EXERCISE BRIEF: Copy out the records precisely, omitting pictures.

PROVIDED DATA:

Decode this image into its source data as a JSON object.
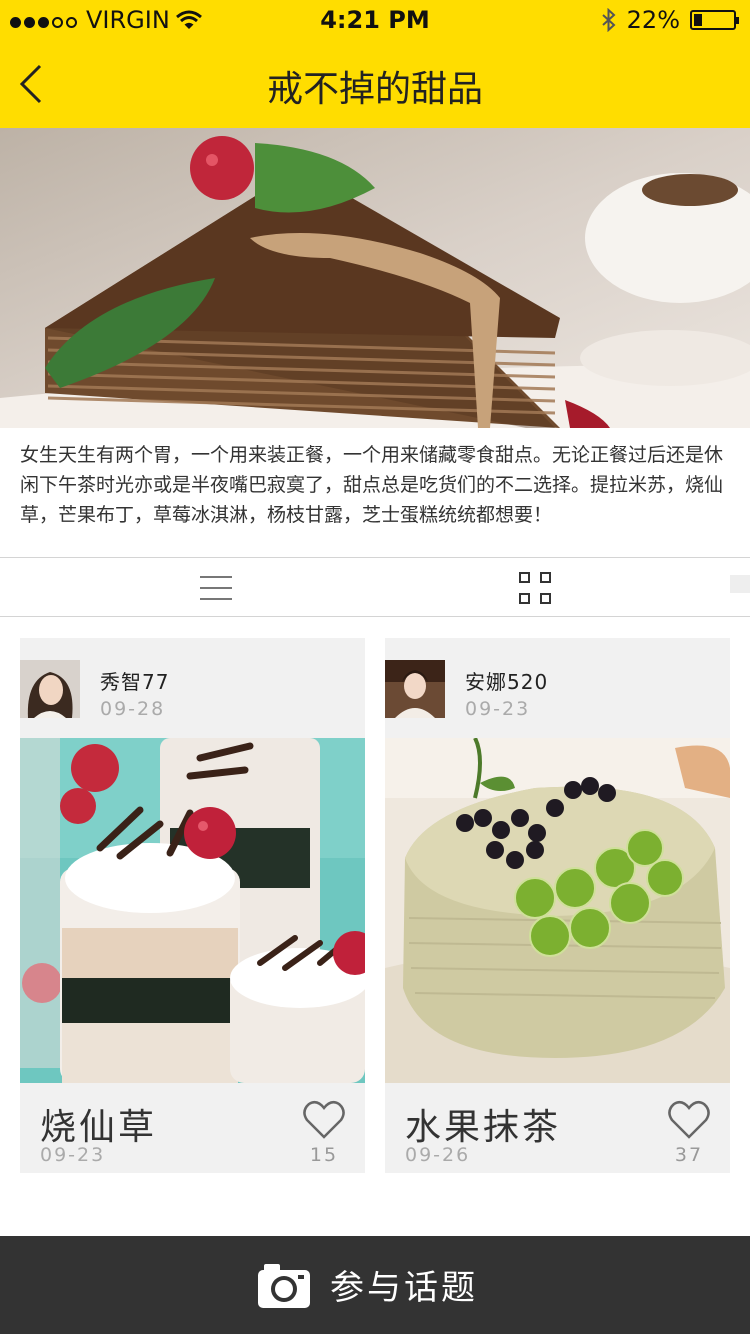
{
  "status_bar": {
    "carrier": "VIRGIN",
    "time": "4:21 PM",
    "battery": "22%",
    "battery_level": 0.22,
    "signal_bars_filled": 3,
    "signal_bars_total": 5
  },
  "nav": {
    "title": "戒不掉的甜品",
    "back_icon": "chevron-left-icon"
  },
  "hero": {
    "image": "chocolate-layer-cake-photo"
  },
  "description": "女生天生有两个胃，一个用来装正餐，一个用来储藏零食甜点。无论正餐过后还是休闲下午茶时光亦或是半夜嘴巴寂寞了，甜点总是吃货们的不二选择。提拉米苏，烧仙草，芒果布丁，草莓冰淇淋，杨枝甘露，芝士蛋糕统统都想要！",
  "view_toggle": {
    "list_icon": "list-view-icon",
    "grid_icon": "grid-view-icon"
  },
  "cards": [
    {
      "user": "秀智77",
      "user_date": "09-28",
      "name": "烧仙草",
      "date": "09-23",
      "likes": "15",
      "image": "layered-dessert-cups-photo"
    },
    {
      "user": "安娜520",
      "user_date": "09-23",
      "name": "水果抹茶",
      "date": "09-26",
      "likes": "37",
      "image": "kiwi-heart-cake-photo"
    }
  ],
  "footer": {
    "label": "参与话题",
    "icon": "camera-icon"
  },
  "colors": {
    "accent": "#FFDD00",
    "footer": "#333333",
    "card_bg": "#F1F1F1"
  }
}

ANSWER:
Decode this image into its source data as a JSON object.
{
  "status_bar": {
    "carrier": "VIRGIN",
    "time": "4:21 PM",
    "battery": "22%",
    "battery_level": 0.22,
    "signal_bars_filled": 3,
    "signal_bars_total": 5
  },
  "nav": {
    "title": "戒不掉的甜品",
    "back_icon": "chevron-left-icon"
  },
  "hero": {
    "image": "chocolate-layer-cake-photo"
  },
  "description": "女生天生有两个胃，一个用来装正餐，一个用来储藏零食甜点。无论正餐过后还是休闲下午茶时光亦或是半夜嘴巴寂寞了，甜点总是吃货们的不二选择。提拉米苏，烧仙草，芒果布丁，草莓冰淇淋，杨枝甘露，芝士蛋糕统统都想要！",
  "view_toggle": {
    "list_icon": "list-view-icon",
    "grid_icon": "grid-view-icon"
  },
  "cards": [
    {
      "user": "秀智77",
      "user_date": "09-28",
      "name": "烧仙草",
      "date": "09-23",
      "likes": "15",
      "image": "layered-dessert-cups-photo"
    },
    {
      "user": "安娜520",
      "user_date": "09-23",
      "name": "水果抹茶",
      "date": "09-26",
      "likes": "37",
      "image": "kiwi-heart-cake-photo"
    }
  ],
  "footer": {
    "label": "参与话题",
    "icon": "camera-icon"
  },
  "colors": {
    "accent": "#FFDD00",
    "footer": "#333333",
    "card_bg": "#F1F1F1"
  }
}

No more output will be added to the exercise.